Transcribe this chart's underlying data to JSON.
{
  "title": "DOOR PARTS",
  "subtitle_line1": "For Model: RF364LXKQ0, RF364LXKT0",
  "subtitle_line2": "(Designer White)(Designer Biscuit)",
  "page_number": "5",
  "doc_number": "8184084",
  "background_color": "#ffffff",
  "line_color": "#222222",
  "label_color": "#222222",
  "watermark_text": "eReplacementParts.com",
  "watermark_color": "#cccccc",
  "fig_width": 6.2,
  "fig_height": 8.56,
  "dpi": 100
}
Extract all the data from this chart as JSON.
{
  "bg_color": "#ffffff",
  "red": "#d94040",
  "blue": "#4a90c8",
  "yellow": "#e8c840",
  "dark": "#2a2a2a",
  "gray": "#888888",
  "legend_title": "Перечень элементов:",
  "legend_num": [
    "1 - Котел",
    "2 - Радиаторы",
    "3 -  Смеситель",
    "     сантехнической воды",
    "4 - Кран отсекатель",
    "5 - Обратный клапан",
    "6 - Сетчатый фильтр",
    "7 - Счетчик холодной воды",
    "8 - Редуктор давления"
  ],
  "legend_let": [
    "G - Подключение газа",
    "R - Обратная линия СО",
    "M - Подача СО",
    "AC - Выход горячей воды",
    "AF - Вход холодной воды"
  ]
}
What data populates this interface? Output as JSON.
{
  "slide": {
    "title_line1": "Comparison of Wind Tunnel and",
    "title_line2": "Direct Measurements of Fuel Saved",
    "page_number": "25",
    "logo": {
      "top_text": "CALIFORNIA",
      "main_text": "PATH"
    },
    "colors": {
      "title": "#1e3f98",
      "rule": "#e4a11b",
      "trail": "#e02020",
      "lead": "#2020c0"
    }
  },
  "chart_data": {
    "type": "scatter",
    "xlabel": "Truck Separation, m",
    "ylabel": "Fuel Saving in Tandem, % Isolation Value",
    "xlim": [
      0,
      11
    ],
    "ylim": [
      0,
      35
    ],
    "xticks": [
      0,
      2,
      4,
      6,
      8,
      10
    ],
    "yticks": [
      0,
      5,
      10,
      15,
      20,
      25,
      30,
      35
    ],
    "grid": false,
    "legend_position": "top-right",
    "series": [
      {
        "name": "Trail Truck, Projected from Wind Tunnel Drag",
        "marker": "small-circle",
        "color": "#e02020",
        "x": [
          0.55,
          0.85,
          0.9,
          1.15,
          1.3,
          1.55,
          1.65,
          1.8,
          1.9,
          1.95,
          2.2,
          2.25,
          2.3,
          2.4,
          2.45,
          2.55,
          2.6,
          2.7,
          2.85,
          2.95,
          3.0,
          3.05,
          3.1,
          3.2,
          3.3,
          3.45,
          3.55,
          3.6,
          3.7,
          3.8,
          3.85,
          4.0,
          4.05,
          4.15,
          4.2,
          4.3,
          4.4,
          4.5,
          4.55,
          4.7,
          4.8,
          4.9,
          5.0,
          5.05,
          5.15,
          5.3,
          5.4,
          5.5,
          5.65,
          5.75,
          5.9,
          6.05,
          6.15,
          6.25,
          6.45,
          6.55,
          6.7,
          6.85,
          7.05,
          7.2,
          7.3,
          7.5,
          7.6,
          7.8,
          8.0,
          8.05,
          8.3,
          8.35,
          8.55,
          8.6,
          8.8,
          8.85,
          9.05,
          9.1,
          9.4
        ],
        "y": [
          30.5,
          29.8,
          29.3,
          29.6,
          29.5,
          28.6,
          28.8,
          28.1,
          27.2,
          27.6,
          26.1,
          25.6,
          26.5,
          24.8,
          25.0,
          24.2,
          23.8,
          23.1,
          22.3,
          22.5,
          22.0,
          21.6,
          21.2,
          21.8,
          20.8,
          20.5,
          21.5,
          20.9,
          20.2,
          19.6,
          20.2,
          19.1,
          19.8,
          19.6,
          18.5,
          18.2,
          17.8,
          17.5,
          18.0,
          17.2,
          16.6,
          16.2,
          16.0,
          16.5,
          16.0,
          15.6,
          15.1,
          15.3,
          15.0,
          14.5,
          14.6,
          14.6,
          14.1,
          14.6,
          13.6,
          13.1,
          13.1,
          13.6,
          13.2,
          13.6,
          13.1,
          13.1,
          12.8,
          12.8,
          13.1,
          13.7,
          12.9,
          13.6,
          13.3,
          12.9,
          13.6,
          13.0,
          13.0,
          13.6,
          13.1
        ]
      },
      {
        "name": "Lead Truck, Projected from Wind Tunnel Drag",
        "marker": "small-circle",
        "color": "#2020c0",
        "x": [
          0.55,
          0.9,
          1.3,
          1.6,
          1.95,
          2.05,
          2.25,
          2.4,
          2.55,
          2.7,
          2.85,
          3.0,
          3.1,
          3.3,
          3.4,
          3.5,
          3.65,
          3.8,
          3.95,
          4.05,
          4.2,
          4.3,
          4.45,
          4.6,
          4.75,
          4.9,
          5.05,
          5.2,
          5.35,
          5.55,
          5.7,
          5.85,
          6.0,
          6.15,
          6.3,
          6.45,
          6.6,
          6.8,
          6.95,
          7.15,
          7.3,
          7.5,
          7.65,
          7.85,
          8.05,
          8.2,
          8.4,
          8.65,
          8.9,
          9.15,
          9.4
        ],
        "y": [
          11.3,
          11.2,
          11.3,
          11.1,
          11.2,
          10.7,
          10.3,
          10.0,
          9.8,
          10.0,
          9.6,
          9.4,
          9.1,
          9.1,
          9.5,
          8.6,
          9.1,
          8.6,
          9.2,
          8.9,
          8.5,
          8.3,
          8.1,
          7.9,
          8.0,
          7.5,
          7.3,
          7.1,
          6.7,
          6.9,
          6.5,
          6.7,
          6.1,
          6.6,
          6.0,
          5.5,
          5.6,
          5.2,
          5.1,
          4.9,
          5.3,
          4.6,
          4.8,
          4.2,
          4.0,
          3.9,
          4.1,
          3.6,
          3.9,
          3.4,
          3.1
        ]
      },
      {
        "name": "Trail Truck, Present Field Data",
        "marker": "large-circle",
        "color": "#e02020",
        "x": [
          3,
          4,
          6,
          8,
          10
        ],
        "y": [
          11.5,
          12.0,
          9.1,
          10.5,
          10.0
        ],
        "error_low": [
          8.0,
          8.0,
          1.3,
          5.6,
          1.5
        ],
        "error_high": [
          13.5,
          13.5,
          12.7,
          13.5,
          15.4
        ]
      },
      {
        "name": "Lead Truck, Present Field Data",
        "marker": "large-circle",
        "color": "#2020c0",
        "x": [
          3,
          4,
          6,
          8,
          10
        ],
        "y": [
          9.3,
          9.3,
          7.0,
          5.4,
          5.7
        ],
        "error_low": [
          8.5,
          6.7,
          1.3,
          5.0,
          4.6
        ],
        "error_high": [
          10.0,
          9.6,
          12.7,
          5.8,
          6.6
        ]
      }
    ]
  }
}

[TO DO] Filter the data, keeping only the lines that contain "Fuel".

[WORKED ANSWER]
    "title_line2": "Direct Measurements of Fuel Saved",
    "ylabel": "Fuel Saving in Tandem, % Isolation Value",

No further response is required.